--- Provided entries ---

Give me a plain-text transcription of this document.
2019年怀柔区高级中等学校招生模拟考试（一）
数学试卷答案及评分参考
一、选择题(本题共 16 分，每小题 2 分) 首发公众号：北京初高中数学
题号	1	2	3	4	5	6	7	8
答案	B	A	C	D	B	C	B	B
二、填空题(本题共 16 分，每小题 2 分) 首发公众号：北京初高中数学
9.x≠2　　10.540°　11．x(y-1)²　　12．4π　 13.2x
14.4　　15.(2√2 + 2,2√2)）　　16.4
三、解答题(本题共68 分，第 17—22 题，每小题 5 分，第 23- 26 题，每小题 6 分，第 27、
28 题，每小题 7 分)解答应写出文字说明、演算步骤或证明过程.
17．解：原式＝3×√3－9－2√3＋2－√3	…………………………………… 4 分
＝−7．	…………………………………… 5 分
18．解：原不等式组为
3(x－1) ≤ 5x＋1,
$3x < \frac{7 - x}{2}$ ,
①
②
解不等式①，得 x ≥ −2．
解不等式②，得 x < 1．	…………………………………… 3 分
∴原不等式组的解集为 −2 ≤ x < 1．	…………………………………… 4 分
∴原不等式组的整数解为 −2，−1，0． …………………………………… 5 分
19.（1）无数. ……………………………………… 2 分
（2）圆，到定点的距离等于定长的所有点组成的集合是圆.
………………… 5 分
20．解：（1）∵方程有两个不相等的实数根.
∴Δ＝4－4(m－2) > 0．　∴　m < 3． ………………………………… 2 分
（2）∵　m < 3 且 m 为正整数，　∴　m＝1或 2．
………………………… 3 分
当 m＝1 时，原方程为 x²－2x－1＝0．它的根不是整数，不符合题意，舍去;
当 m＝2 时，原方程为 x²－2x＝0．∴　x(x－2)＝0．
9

---

Description of the task: Examine the listing and say how many of its lines contain the string "北京初高中数学". Give the number alone.

Response to this exercise: 2